## START Records to use

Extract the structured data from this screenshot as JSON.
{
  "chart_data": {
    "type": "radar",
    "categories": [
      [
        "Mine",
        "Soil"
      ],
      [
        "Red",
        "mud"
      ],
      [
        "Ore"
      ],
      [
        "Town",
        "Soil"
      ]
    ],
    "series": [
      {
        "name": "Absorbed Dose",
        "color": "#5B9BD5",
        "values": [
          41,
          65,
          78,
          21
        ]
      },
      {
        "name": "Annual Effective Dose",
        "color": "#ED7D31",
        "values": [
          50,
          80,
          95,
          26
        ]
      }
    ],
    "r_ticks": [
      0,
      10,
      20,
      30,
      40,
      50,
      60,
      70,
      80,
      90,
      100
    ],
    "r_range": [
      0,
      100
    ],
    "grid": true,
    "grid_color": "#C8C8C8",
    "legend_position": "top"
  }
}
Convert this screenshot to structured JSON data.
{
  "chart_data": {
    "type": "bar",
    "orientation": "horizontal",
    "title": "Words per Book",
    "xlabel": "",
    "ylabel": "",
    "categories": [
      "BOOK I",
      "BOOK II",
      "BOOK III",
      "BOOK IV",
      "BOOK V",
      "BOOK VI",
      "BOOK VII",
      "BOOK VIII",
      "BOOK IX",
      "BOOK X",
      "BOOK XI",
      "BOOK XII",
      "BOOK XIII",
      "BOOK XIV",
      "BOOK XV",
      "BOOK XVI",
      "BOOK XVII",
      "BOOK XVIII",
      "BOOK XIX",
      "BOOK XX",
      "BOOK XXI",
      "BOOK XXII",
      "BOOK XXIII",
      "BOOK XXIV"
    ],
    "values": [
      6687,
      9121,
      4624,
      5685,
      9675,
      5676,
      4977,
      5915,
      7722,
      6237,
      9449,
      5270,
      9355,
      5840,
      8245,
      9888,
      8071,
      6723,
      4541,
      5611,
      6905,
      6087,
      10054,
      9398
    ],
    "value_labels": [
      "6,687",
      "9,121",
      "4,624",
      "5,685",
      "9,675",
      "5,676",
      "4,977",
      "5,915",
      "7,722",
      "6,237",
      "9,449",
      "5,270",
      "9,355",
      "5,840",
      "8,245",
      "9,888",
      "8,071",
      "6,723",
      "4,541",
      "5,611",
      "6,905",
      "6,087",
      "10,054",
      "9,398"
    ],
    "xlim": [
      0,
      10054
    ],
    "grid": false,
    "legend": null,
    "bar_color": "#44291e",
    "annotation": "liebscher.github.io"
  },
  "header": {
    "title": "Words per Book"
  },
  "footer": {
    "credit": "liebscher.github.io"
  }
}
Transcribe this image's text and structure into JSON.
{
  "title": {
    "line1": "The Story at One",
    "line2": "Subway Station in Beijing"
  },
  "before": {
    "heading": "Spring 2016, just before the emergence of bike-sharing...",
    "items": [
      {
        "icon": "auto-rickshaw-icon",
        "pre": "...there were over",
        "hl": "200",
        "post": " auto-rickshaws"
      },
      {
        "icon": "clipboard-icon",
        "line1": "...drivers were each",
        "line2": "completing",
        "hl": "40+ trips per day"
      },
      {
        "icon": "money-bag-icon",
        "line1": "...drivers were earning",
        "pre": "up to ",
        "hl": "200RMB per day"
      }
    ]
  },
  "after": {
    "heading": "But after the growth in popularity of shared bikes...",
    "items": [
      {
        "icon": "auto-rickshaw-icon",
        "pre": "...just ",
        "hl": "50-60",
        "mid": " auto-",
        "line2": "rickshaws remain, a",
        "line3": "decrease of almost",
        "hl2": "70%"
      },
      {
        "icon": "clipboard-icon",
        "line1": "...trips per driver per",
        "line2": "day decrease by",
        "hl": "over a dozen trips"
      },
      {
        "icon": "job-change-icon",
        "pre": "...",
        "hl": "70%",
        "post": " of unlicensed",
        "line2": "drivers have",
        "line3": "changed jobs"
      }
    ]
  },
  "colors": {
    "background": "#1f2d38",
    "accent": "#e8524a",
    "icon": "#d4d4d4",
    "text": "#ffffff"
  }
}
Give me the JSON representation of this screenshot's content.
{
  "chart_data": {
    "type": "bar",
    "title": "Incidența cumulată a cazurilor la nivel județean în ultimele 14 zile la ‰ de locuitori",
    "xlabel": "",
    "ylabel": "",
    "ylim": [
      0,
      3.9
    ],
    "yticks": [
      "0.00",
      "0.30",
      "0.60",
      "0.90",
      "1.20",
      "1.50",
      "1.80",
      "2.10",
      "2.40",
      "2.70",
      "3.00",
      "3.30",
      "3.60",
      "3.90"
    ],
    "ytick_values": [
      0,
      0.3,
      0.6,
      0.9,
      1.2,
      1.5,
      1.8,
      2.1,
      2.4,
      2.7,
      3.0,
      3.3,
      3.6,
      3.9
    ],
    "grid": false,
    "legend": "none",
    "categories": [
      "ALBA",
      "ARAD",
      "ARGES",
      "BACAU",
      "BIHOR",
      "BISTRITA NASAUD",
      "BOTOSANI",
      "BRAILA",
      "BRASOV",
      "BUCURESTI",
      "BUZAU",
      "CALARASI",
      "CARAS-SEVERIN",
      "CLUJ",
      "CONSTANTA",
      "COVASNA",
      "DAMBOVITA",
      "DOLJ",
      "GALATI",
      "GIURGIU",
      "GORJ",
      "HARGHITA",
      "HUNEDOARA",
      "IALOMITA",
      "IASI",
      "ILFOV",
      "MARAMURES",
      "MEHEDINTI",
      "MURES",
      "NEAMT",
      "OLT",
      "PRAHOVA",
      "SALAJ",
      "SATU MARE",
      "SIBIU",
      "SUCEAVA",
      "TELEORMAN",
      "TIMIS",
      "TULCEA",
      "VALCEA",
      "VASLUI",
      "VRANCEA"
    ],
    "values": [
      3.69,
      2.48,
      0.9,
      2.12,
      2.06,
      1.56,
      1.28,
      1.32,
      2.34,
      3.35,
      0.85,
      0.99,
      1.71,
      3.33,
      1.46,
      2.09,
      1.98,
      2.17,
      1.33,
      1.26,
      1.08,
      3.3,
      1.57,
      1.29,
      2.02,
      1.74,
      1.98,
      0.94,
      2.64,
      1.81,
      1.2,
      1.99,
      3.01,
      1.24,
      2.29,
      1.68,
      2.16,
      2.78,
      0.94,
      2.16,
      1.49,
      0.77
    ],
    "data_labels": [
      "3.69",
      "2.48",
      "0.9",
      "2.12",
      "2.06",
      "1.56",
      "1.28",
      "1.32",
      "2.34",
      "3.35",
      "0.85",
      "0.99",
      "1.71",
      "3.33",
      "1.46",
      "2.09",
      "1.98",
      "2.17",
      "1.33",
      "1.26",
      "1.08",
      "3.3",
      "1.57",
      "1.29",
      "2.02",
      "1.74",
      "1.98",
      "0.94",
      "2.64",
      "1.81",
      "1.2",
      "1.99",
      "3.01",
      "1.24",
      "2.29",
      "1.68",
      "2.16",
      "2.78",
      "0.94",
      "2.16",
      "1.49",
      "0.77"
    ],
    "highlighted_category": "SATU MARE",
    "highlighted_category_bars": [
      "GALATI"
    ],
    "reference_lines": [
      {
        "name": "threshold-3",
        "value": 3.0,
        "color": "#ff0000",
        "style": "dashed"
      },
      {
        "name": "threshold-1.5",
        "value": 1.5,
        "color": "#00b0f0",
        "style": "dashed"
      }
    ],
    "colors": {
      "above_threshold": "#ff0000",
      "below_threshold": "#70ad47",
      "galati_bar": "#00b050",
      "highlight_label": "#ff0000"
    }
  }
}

## END Records to use

# Requirements:
Take the data above and return it exactly.

# Answer for the task:
Extract the structured data from this screenshot as JSON.
{
  "chart_data": {
    "type": "radar",
    "categories": [
      [
        "Mine",
        "Soil"
      ],
      [
        "Red",
        "mud"
      ],
      [
        "Ore"
      ],
      [
        "Town",
        "Soil"
      ]
    ],
    "series": [
      {
        "name": "Absorbed Dose",
        "color": "#5B9BD5",
        "values": [
          41,
          65,
          78,
          21
        ]
      },
      {
        "name": "Annual Effective Dose",
        "color": "#ED7D31",
        "values": [
          50,
          80,
          95,
          26
        ]
      }
    ],
    "r_ticks": [
      0,
      10,
      20,
      30,
      40,
      50,
      60,
      70,
      80,
      90,
      100
    ],
    "r_range": [
      0,
      100
    ],
    "grid": true,
    "grid_color": "#C8C8C8",
    "legend_position": "top"
  }
}
Convert this screenshot to structured JSON data.
{
  "chart_data": {
    "type": "bar",
    "orientation": "horizontal",
    "title": "Words per Book",
    "xlabel": "",
    "ylabel": "",
    "categories": [
      "BOOK I",
      "BOOK II",
      "BOOK III",
      "BOOK IV",
      "BOOK V",
      "BOOK VI",
      "BOOK VII",
      "BOOK VIII",
      "BOOK IX",
      "BOOK X",
      "BOOK XI",
      "BOOK XII",
      "BOOK XIII",
      "BOOK XIV",
      "BOOK XV",
      "BOOK XVI",
      "BOOK XVII",
      "BOOK XVIII",
      "BOOK XIX",
      "BOOK XX",
      "BOOK XXI",
      "BOOK XXII",
      "BOOK XXIII",
      "BOOK XXIV"
    ],
    "values": [
      6687,
      9121,
      4624,
      5685,
      9675,
      5676,
      4977,
      5915,
      7722,
      6237,
      9449,
      5270,
      9355,
      5840,
      8245,
      9888,
      8071,
      6723,
      4541,
      5611,
      6905,
      6087,
      10054,
      9398
    ],
    "value_labels": [
      "6,687",
      "9,121",
      "4,624",
      "5,685",
      "9,675",
      "5,676",
      "4,977",
      "5,915",
      "7,722",
      "6,237",
      "9,449",
      "5,270",
      "9,355",
      "5,840",
      "8,245",
      "9,888",
      "8,071",
      "6,723",
      "4,541",
      "5,611",
      "6,905",
      "6,087",
      "10,054",
      "9,398"
    ],
    "xlim": [
      0,
      10054
    ],
    "grid": false,
    "legend": null,
    "bar_color": "#44291e",
    "annotation": "liebscher.github.io"
  },
  "header": {
    "title": "Words per Book"
  },
  "footer": {
    "credit": "liebscher.github.io"
  }
}
Transcribe this image's text and structure into JSON.
{
  "title": {
    "line1": "The Story at One",
    "line2": "Subway Station in Beijing"
  },
  "before": {
    "heading": "Spring 2016, just before the emergence of bike-sharing...",
    "items": [
      {
        "icon": "auto-rickshaw-icon",
        "pre": "...there were over",
        "hl": "200",
        "post": " auto-rickshaws"
      },
      {
        "icon": "clipboard-icon",
        "line1": "...drivers were each",
        "line2": "completing",
        "hl": "40+ trips per day"
      },
      {
        "icon": "money-bag-icon",
        "line1": "...drivers were earning",
        "pre": "up to ",
        "hl": "200RMB per day"
      }
    ]
  },
  "after": {
    "heading": "But after the growth in popularity of shared bikes...",
    "items": [
      {
        "icon": "auto-rickshaw-icon",
        "pre": "...just ",
        "hl": "50-60",
        "mid": " auto-",
        "line2": "rickshaws remain, a",
        "line3": "decrease of almost",
        "hl2": "70%"
      },
      {
        "icon": "clipboard-icon",
        "line1": "...trips per driver per",
        "line2": "day decrease by",
        "hl": "over a dozen trips"
      },
      {
        "icon": "job-change-icon",
        "pre": "...",
        "hl": "70%",
        "post": " of unlicensed",
        "line2": "drivers have",
        "line3": "changed jobs"
      }
    ]
  },
  "colors": {
    "background": "#1f2d38",
    "accent": "#e8524a",
    "icon": "#d4d4d4",
    "text": "#ffffff"
  }
}
Give me the JSON representation of this screenshot's content.
{
  "chart_data": {
    "type": "bar",
    "title": "Incidența cumulată a cazurilor la nivel județean în ultimele 14 zile la ‰ de locuitori",
    "xlabel": "",
    "ylabel": "",
    "ylim": [
      0,
      3.9
    ],
    "yticks": [
      "0.00",
      "0.30",
      "0.60",
      "0.90",
      "1.20",
      "1.50",
      "1.80",
      "2.10",
      "2.40",
      "2.70",
      "3.00",
      "3.30",
      "3.60",
      "3.90"
    ],
    "ytick_values": [
      0,
      0.3,
      0.6,
      0.9,
      1.2,
      1.5,
      1.8,
      2.1,
      2.4,
      2.7,
      3.0,
      3.3,
      3.6,
      3.9
    ],
    "grid": false,
    "legend": "none",
    "categories": [
      "ALBA",
      "ARAD",
      "ARGES",
      "BACAU",
      "BIHOR",
      "BISTRITA NASAUD",
      "BOTOSANI",
      "BRAILA",
      "BRASOV",
      "BUCURESTI",
      "BUZAU",
      "CALARASI",
      "CARAS-SEVERIN",
      "CLUJ",
      "CONSTANTA",
      "COVASNA",
      "DAMBOVITA",
      "DOLJ",
      "GALATI",
      "GIURGIU",
      "GORJ",
      "HARGHITA",
      "HUNEDOARA",
      "IALOMITA",
      "IASI",
      "ILFOV",
      "MARAMURES",
      "MEHEDINTI",
      "MURES",
      "NEAMT",
      "OLT",
      "PRAHOVA",
      "SALAJ",
      "SATU MARE",
      "SIBIU",
      "SUCEAVA",
      "TELEORMAN",
      "TIMIS",
      "TULCEA",
      "VALCEA",
      "VASLUI",
      "VRANCEA"
    ],
    "values": [
      3.69,
      2.48,
      0.9,
      2.12,
      2.06,
      1.56,
      1.28,
      1.32,
      2.34,
      3.35,
      0.85,
      0.99,
      1.71,
      3.33,
      1.46,
      2.09,
      1.98,
      2.17,
      1.33,
      1.26,
      1.08,
      3.3,
      1.57,
      1.29,
      2.02,
      1.74,
      1.98,
      0.94,
      2.64,
      1.81,
      1.2,
      1.99,
      3.01,
      1.24,
      2.29,
      1.68,
      2.16,
      2.78,
      0.94,
      2.16,
      1.49,
      0.77
    ],
    "data_labels": [
      "3.69",
      "2.48",
      "0.9",
      "2.12",
      "2.06",
      "1.56",
      "1.28",
      "1.32",
      "2.34",
      "3.35",
      "0.85",
      "0.99",
      "1.71",
      "3.33",
      "1.46",
      "2.09",
      "1.98",
      "2.17",
      "1.33",
      "1.26",
      "1.08",
      "3.3",
      "1.57",
      "1.29",
      "2.02",
      "1.74",
      "1.98",
      "0.94",
      "2.64",
      "1.81",
      "1.2",
      "1.99",
      "3.01",
      "1.24",
      "2.29",
      "1.68",
      "2.16",
      "2.78",
      "0.94",
      "2.16",
      "1.49",
      "0.77"
    ],
    "highlighted_category": "SATU MARE",
    "highlighted_category_bars": [
      "GALATI"
    ],
    "reference_lines": [
      {
        "name": "threshold-3",
        "value": 3.0,
        "color": "#ff0000",
        "style": "dashed"
      },
      {
        "name": "threshold-1.5",
        "value": 1.5,
        "color": "#00b0f0",
        "style": "dashed"
      }
    ],
    "colors": {
      "above_threshold": "#ff0000",
      "below_threshold": "#70ad47",
      "galati_bar": "#00b050",
      "highlight_label": "#ff0000"
    }
  }
}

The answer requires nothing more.